* **PAGE TEXT**:
Break Up GoogleSoft

justice1The best news in years for Microsoft just hit the wires. Remember way back when Microsoft was under the threat of a breakup in the anti-trust days? Bill Gates famously pointed out Microsoft had no such thing as a monopoly, because (this was pre-Google) some company could come along at any moment and change the dynamics of the environment.

Soon he was proven exactly correct, as Google emerged with a browser-based Ajax-fueled broadband-harnessed realtime platform. Once this platform produced advertising network effects, the upstart company had all the ingredients to mount an attack on the inevitability of Microsoft. But what most saw as a direct attack on Microsoft actually produced more pain for other players. While Microsoft used the time to advance strongly in the enterprise server market, Sun lost control of its hardware leverage as Google built its realtime monetization engine on top of Linux.

Apple used the same window to move from its niche hardware and OS platforms to Intel and OS/10, grabbing the leadership in the mobile market and transferring its application base to a browser plus services approach. Did this harm Microsoft? Not really — it gave Redmond an OS target to compete against rather than against itself, and the time to migrate to a Web-based OS strategy that will show its current evolution this Friday with the release of Silverlight 3.

* **REQUIRED WORK**:
[a] Quote the stretch of the Microsoft and Google post from "Soon he was" through "top of Linux.".
[b] Extend the post about Microsoft and Google, picking up after its last sentence.
The rows that follow have nothing to do with the Microsoft and Google post.

* **DATA LISTING**:
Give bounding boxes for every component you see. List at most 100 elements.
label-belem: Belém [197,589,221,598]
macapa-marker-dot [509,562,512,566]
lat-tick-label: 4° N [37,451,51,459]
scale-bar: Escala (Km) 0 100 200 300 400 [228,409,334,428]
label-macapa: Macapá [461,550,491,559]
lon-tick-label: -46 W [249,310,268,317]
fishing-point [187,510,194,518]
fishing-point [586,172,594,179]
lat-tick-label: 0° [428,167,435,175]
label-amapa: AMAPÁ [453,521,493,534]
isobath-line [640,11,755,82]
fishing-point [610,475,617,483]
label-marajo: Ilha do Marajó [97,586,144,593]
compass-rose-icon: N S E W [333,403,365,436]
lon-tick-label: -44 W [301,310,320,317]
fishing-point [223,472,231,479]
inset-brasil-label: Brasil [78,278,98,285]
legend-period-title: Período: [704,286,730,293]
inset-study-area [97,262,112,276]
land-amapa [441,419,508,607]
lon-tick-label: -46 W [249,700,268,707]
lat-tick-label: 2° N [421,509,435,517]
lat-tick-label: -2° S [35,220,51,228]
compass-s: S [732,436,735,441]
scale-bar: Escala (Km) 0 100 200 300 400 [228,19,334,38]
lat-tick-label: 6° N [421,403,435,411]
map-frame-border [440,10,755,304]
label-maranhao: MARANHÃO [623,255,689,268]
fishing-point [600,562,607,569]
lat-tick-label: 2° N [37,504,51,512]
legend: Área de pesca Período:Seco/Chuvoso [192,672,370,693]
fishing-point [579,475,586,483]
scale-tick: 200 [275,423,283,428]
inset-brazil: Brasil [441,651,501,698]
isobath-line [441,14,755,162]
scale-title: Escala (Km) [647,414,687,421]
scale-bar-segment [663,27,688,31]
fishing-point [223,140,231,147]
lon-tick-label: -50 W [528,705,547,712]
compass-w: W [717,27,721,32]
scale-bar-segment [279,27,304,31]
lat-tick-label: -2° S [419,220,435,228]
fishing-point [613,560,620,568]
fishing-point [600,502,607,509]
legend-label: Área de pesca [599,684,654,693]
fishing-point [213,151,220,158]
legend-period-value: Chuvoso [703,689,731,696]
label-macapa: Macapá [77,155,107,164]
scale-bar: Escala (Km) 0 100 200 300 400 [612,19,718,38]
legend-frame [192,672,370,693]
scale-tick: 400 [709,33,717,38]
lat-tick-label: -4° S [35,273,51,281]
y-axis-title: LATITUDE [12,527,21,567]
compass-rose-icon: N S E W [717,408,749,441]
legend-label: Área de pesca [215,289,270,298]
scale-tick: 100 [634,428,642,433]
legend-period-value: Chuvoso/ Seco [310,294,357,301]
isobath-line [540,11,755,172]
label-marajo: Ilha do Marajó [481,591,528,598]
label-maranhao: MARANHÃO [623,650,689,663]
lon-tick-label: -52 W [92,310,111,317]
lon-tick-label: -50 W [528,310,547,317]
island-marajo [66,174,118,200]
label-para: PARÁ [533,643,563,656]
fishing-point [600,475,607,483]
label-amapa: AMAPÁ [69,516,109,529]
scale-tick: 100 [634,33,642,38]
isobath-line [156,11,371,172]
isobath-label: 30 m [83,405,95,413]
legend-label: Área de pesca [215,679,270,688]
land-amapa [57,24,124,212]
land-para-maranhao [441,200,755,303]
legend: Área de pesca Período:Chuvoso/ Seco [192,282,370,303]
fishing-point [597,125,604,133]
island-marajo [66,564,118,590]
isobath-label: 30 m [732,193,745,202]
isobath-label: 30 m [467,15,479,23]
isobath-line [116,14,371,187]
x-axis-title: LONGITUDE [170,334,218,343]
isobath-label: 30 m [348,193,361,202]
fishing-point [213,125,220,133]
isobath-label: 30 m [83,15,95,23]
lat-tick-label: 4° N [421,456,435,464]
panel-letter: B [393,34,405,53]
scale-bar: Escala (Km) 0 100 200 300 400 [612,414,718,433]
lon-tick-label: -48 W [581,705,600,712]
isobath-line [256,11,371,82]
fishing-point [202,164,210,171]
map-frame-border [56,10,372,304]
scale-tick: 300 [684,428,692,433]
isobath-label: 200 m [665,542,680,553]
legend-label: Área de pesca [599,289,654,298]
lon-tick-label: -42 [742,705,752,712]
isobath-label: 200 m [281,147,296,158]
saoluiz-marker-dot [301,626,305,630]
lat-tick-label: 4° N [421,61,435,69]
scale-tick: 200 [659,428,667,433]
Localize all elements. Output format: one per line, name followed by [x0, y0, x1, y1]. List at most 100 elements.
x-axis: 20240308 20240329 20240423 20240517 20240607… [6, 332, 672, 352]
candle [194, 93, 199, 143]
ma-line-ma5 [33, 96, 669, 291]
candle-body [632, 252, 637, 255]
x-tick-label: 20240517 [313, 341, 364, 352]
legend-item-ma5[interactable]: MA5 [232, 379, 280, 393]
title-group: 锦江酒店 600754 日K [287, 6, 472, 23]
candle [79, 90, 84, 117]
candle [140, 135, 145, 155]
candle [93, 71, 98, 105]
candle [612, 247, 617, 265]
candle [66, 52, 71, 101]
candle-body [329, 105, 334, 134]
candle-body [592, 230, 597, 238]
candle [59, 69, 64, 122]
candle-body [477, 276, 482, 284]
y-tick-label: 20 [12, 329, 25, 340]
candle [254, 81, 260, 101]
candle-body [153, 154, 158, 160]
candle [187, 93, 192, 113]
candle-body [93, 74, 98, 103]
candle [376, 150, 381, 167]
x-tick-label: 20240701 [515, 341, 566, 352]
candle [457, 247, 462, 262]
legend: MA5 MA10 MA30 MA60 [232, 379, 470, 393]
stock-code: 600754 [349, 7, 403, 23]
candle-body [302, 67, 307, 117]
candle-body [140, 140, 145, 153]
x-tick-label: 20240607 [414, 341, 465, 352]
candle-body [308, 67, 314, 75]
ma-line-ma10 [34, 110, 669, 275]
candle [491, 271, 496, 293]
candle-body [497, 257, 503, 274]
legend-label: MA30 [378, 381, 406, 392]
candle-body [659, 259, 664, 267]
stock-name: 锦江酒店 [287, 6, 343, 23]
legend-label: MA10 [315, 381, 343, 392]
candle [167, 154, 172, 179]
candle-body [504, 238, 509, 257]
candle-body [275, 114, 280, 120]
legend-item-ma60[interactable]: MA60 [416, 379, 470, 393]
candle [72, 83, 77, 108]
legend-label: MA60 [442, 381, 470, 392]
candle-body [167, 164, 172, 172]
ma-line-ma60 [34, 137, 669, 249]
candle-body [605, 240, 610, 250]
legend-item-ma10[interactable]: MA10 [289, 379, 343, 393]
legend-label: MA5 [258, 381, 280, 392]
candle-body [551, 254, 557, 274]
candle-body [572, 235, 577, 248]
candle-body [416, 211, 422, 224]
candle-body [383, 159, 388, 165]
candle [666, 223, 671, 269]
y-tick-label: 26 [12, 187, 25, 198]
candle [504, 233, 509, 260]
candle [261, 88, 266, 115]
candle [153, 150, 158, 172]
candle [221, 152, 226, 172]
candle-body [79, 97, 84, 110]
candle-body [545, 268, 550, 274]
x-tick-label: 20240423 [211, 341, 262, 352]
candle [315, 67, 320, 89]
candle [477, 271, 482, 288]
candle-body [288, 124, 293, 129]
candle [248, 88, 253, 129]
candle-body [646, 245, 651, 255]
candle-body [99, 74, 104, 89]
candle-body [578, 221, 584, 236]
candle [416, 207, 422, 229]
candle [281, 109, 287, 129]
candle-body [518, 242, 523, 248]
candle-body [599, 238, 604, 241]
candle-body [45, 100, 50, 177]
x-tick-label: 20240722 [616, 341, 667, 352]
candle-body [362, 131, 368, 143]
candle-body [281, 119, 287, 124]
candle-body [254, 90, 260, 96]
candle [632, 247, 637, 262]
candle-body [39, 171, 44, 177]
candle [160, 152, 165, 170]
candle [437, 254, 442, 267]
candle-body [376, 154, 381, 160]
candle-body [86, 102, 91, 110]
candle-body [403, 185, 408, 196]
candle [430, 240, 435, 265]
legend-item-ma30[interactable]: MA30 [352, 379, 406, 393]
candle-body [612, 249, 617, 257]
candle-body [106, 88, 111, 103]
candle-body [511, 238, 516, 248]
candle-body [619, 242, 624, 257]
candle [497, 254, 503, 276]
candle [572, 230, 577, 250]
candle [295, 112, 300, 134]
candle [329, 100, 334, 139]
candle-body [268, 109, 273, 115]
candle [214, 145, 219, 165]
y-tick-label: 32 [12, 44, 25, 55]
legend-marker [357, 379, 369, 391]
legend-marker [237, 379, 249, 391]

* **ACTIVITY ANSWERS**:
[a]
Soon he was proven exactly correct, as Google emerged with a browser-based Ajax-fueled broadband-harnessed realtime platform. Once this platform produced advertising network effects, the upstart company had all the ingredients to mount an attack on the inevitability of Microsoft. But what most saw as a direct attack on Microsoft actually produced more pain for other players. While Microsoft used the time to advance strongly in the enterprise server market, Sun lost control of its hardware leverage as Google built its realtime monetization engine on top of Linux.

[b]
So now comes Chrome OS and what makes you think this puts any real hurt on Microsoft’s business. Mind share, media perception, even some developer erosion (although I doubt it.) Sure, the atmospherics are strong. After all, Google is in the advertising business. And although Chrome hasn’t produced real market share yet, it will start accelerating once the Mac version ships and all of us technocrats start loving on it full time. No, all of this is good news for Google. But bad news for Microsoft? Don’t think so.

WHere does it impact revenue anytime soon? Nowhere except in the enterprise, where it will increase IT’s need to sell into a strong Windows channel. Google will continue to garner occasional wins for Apps, which will largely serve to promote collaboration features coming in Office 2010. And oh yes SIlverlight, with its realtime streaming architecture, integrated adserver metrics, and oh maybe, a Silverlight based social center of the new desktop, which as Marc Benioff tells me is really the new center of the network.

Chrome OS couldn’t be a better driver for HTML5, for Silverlight, for AppEngine, for Azure, for Gphone/iPhone (forget the Pre), for Silverlight Mobile, and so on. Back and forth, as Google buys time to work with Apple and force H.264 back into HTML 5, while Microsoft buys time to build a SIlverlight Office around the micromessaging Trojan Horse. We’ll look back in the second half of 2010 when Chrome OS ships and see the midtier between Android and Windows filled with a realtime net-OS and two huge winners. As Bob Dylan says, It’s All Good. Only problem then is how to break up GoogleSoft. Good luck with that.